_PROBLEM DETAILS:_ Search the material for "global" and show all lines that contain it.
* START DATA FOR PROCESSING *
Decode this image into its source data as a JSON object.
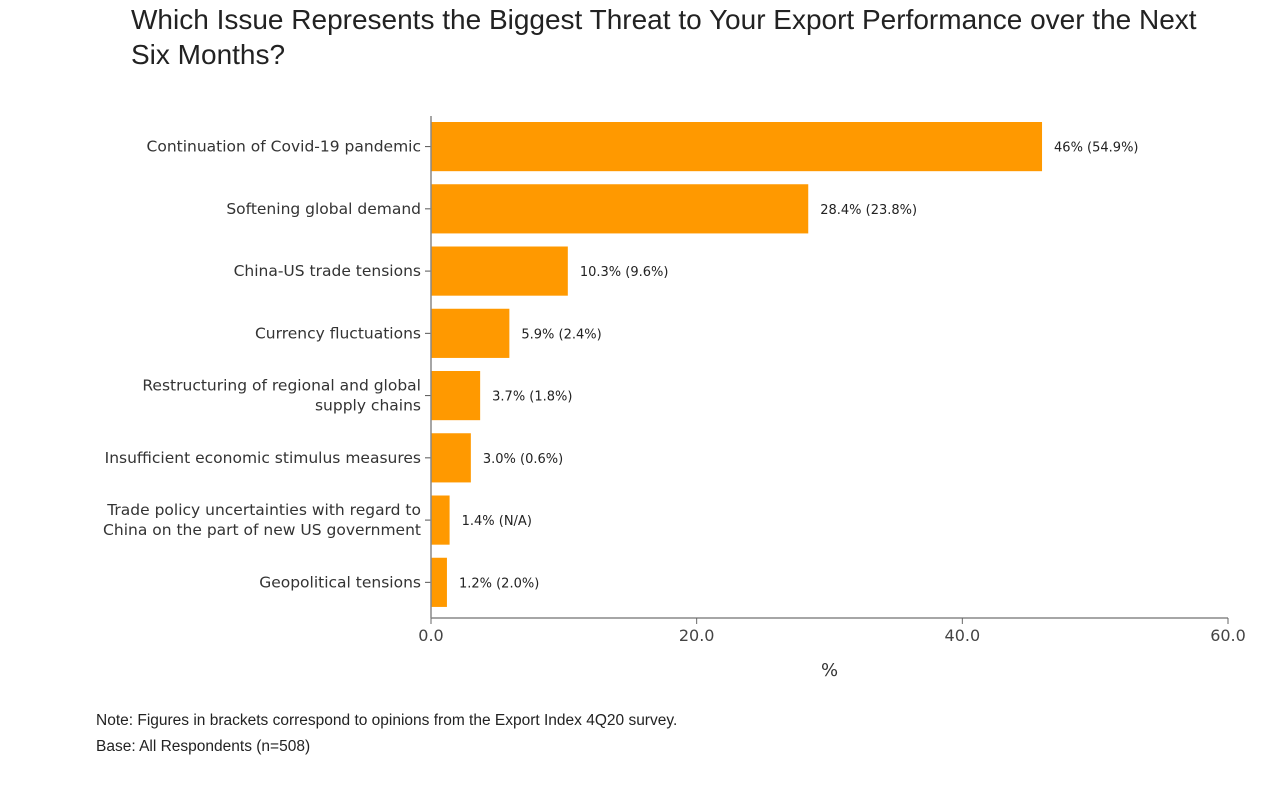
{
  "chart_data": {
    "type": "bar",
    "orientation": "horizontal",
    "title": "Which Issue Represents the Biggest Threat to Your Export Performance over the Next Six Months?",
    "categories": [
      [
        "Continuation of Covid-19 pandemic"
      ],
      [
        "Softening global demand"
      ],
      [
        "China-US trade tensions"
      ],
      [
        "Currency fluctuations"
      ],
      [
        "Restructuring of regional and global",
        "supply chains"
      ],
      [
        "Insufficient economic stimulus measures"
      ],
      [
        "Trade policy uncertainties with regard to",
        "China on the part of new US government"
      ],
      [
        "Geopolitical tensions"
      ]
    ],
    "values": [
      46,
      28.4,
      10.3,
      5.9,
      3.7,
      3.0,
      1.4,
      1.2
    ],
    "data_labels": [
      "46% (54.9%)",
      "28.4% (23.8%)",
      "10.3% (9.6%)",
      "5.9% (2.4%)",
      "3.7% (1.8%)",
      "3.0% (0.6%)",
      "1.4% (N/A)",
      "1.2% (2.0%)"
    ],
    "xlabel": "%",
    "ylabel": "",
    "xlim": [
      0,
      60
    ],
    "xticks": [
      "0.0",
      "20.0",
      "40.0",
      "60.0"
    ],
    "xtick_values": [
      0,
      20,
      40,
      60
    ],
    "bar_color": "#ff9900",
    "grid": false
  },
  "notes": {
    "note": "Note: Figures in brackets correspond to opinions from the Export Index 4Q20 survey.",
    "base": "Base: All Respondents (n=508)"
  }
}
* END DATA FOR PROCESSING *
_THE OUTPUT:_
        "Softening global demand"
        "Restructuring of regional and global",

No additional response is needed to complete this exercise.